■ **Direction**:
Each record needs to be echoed exactly; can you do that?

[Items from a figure collection]
+++++

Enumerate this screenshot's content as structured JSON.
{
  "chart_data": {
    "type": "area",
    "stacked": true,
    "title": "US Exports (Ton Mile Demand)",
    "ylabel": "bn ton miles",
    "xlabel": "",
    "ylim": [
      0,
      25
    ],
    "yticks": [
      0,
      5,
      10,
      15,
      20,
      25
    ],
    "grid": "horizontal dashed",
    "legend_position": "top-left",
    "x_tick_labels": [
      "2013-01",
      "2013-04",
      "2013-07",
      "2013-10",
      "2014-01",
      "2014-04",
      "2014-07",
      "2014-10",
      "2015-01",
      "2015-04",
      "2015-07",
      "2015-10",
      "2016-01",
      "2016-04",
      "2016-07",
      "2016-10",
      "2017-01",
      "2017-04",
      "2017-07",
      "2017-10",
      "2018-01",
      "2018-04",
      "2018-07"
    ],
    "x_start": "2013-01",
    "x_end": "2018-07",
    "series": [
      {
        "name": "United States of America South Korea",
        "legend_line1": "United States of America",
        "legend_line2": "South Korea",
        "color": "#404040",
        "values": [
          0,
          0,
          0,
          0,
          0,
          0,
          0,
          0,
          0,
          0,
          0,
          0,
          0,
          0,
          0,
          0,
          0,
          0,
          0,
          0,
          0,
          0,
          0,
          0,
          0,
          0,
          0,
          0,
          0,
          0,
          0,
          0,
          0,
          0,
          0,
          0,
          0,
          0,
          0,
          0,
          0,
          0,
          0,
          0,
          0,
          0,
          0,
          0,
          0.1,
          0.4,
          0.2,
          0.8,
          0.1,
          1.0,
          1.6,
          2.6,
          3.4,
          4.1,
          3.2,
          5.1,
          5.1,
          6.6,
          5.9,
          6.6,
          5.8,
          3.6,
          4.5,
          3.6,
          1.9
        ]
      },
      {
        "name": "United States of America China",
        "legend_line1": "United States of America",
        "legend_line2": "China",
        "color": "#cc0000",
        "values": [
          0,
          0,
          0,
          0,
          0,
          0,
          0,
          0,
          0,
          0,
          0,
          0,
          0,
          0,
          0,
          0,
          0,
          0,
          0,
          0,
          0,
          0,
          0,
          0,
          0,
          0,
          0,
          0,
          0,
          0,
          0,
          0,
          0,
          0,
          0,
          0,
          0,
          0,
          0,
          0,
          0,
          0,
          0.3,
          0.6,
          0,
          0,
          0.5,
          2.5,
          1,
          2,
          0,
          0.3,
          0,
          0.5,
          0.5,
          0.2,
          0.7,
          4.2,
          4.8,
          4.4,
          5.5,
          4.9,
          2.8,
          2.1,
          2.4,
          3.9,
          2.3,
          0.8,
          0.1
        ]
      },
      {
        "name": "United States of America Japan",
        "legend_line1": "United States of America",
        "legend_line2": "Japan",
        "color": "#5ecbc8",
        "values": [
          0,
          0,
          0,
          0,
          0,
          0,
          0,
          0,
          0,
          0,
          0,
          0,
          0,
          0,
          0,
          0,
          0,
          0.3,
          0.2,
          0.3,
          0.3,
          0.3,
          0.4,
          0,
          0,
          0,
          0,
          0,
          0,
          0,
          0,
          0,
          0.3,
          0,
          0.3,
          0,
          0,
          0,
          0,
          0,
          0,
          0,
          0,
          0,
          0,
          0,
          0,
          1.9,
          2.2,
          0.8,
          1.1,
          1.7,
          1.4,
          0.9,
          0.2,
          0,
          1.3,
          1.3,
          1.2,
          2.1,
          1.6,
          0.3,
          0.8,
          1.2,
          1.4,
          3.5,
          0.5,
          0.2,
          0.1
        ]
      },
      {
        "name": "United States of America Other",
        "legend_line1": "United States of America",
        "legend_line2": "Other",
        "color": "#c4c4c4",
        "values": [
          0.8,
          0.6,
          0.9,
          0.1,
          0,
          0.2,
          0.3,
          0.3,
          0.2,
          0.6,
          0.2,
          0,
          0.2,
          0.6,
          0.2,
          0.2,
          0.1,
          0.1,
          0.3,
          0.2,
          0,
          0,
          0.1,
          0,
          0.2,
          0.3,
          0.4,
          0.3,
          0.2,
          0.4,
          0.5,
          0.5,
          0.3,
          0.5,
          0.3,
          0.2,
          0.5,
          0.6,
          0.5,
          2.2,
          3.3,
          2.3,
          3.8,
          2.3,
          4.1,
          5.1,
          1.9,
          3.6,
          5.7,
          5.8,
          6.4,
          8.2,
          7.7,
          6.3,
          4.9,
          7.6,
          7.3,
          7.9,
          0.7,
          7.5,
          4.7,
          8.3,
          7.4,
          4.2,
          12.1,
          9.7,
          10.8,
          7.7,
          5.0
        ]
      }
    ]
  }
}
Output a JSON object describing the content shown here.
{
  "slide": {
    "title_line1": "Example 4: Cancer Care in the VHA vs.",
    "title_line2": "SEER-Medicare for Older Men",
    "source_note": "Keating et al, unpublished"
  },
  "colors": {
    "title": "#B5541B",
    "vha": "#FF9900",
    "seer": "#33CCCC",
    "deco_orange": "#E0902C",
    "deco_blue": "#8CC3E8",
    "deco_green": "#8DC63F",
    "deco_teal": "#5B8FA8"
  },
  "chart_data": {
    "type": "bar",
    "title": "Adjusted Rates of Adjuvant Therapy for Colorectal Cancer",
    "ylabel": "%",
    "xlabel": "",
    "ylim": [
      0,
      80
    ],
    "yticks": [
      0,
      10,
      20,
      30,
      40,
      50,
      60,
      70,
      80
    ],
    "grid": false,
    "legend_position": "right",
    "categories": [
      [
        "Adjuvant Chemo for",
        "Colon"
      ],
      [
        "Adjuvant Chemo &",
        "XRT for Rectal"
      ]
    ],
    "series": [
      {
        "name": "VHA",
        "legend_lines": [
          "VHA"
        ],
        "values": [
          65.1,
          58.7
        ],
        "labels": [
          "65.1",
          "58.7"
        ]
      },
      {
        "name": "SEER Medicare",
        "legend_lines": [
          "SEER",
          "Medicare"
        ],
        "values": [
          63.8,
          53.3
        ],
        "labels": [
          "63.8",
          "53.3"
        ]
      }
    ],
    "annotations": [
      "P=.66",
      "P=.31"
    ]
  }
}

+++++

■ **Response below**:
Enumerate this screenshot's content as structured JSON.
{
  "chart_data": {
    "type": "area",
    "stacked": true,
    "title": "US Exports (Ton Mile Demand)",
    "ylabel": "bn ton miles",
    "xlabel": "",
    "ylim": [
      0,
      25
    ],
    "yticks": [
      0,
      5,
      10,
      15,
      20,
      25
    ],
    "grid": "horizontal dashed",
    "legend_position": "top-left",
    "x_tick_labels": [
      "2013-01",
      "2013-04",
      "2013-07",
      "2013-10",
      "2014-01",
      "2014-04",
      "2014-07",
      "2014-10",
      "2015-01",
      "2015-04",
      "2015-07",
      "2015-10",
      "2016-01",
      "2016-04",
      "2016-07",
      "2016-10",
      "2017-01",
      "2017-04",
      "2017-07",
      "2017-10",
      "2018-01",
      "2018-04",
      "2018-07"
    ],
    "x_start": "2013-01",
    "x_end": "2018-07",
    "series": [
      {
        "name": "United States of America South Korea",
        "legend_line1": "United States of America",
        "legend_line2": "South Korea",
        "color": "#404040",
        "values": [
          0,
          0,
          0,
          0,
          0,
          0,
          0,
          0,
          0,
          0,
          0,
          0,
          0,
          0,
          0,
          0,
          0,
          0,
          0,
          0,
          0,
          0,
          0,
          0,
          0,
          0,
          0,
          0,
          0,
          0,
          0,
          0,
          0,
          0,
          0,
          0,
          0,
          0,
          0,
          0,
          0,
          0,
          0,
          0,
          0,
          0,
          0,
          0,
          0.1,
          0.4,
          0.2,
          0.8,
          0.1,
          1.0,
          1.6,
          2.6,
          3.4,
          4.1,
          3.2,
          5.1,
          5.1,
          6.6,
          5.9,
          6.6,
          5.8,
          3.6,
          4.5,
          3.6,
          1.9
        ]
      },
      {
        "name": "United States of America China",
        "legend_line1": "United States of America",
        "legend_line2": "China",
        "color": "#cc0000",
        "values": [
          0,
          0,
          0,
          0,
          0,
          0,
          0,
          0,
          0,
          0,
          0,
          0,
          0,
          0,
          0,
          0,
          0,
          0,
          0,
          0,
          0,
          0,
          0,
          0,
          0,
          0,
          0,
          0,
          0,
          0,
          0,
          0,
          0,
          0,
          0,
          0,
          0,
          0,
          0,
          0,
          0,
          0,
          0.3,
          0.6,
          0,
          0,
          0.5,
          2.5,
          1,
          2,
          0,
          0.3,
          0,
          0.5,
          0.5,
          0.2,
          0.7,
          4.2,
          4.8,
          4.4,
          5.5,
          4.9,
          2.8,
          2.1,
          2.4,
          3.9,
          2.3,
          0.8,
          0.1
        ]
      },
      {
        "name": "United States of America Japan",
        "legend_line1": "United States of America",
        "legend_line2": "Japan",
        "color": "#5ecbc8",
        "values": [
          0,
          0,
          0,
          0,
          0,
          0,
          0,
          0,
          0,
          0,
          0,
          0,
          0,
          0,
          0,
          0,
          0,
          0.3,
          0.2,
          0.3,
          0.3,
          0.3,
          0.4,
          0,
          0,
          0,
          0,
          0,
          0,
          0,
          0,
          0,
          0.3,
          0,
          0.3,
          0,
          0,
          0,
          0,
          0,
          0,
          0,
          0,
          0,
          0,
          0,
          0,
          1.9,
          2.2,
          0.8,
          1.1,
          1.7,
          1.4,
          0.9,
          0.2,
          0,
          1.3,
          1.3,
          1.2,
          2.1,
          1.6,
          0.3,
          0.8,
          1.2,
          1.4,
          3.5,
          0.5,
          0.2,
          0.1
        ]
      },
      {
        "name": "United States of America Other",
        "legend_line1": "United States of America",
        "legend_line2": "Other",
        "color": "#c4c4c4",
        "values": [
          0.8,
          0.6,
          0.9,
          0.1,
          0,
          0.2,
          0.3,
          0.3,
          0.2,
          0.6,
          0.2,
          0,
          0.2,
          0.6,
          0.2,
          0.2,
          0.1,
          0.1,
          0.3,
          0.2,
          0,
          0,
          0.1,
          0,
          0.2,
          0.3,
          0.4,
          0.3,
          0.2,
          0.4,
          0.5,
          0.5,
          0.3,
          0.5,
          0.3,
          0.2,
          0.5,
          0.6,
          0.5,
          2.2,
          3.3,
          2.3,
          3.8,
          2.3,
          4.1,
          5.1,
          1.9,
          3.6,
          5.7,
          5.8,
          6.4,
          8.2,
          7.7,
          6.3,
          4.9,
          7.6,
          7.3,
          7.9,
          0.7,
          7.5,
          4.7,
          8.3,
          7.4,
          4.2,
          12.1,
          9.7,
          10.8,
          7.7,
          5.0
        ]
      }
    ]
  }
}
Output a JSON object describing the content shown here.
{
  "slide": {
    "title_line1": "Example 4: Cancer Care in the VHA vs.",
    "title_line2": "SEER-Medicare for Older Men",
    "source_note": "Keating et al, unpublished"
  },
  "colors": {
    "title": "#B5541B",
    "vha": "#FF9900",
    "seer": "#33CCCC",
    "deco_orange": "#E0902C",
    "deco_blue": "#8CC3E8",
    "deco_green": "#8DC63F",
    "deco_teal": "#5B8FA8"
  },
  "chart_data": {
    "type": "bar",
    "title": "Adjusted Rates of Adjuvant Therapy for Colorectal Cancer",
    "ylabel": "%",
    "xlabel": "",
    "ylim": [
      0,
      80
    ],
    "yticks": [
      0,
      10,
      20,
      30,
      40,
      50,
      60,
      70,
      80
    ],
    "grid": false,
    "legend_position": "right",
    "categories": [
      [
        "Adjuvant Chemo for",
        "Colon"
      ],
      [
        "Adjuvant Chemo &",
        "XRT for Rectal"
      ]
    ],
    "series": [
      {
        "name": "VHA",
        "legend_lines": [
          "VHA"
        ],
        "values": [
          65.1,
          58.7
        ],
        "labels": [
          "65.1",
          "58.7"
        ]
      },
      {
        "name": "SEER Medicare",
        "legend_lines": [
          "SEER",
          "Medicare"
        ],
        "values": [
          63.8,
          53.3
        ],
        "labels": [
          "63.8",
          "53.3"
        ]
      }
    ],
    "annotations": [
      "P=.66",
      "P=.31"
    ]
  }
}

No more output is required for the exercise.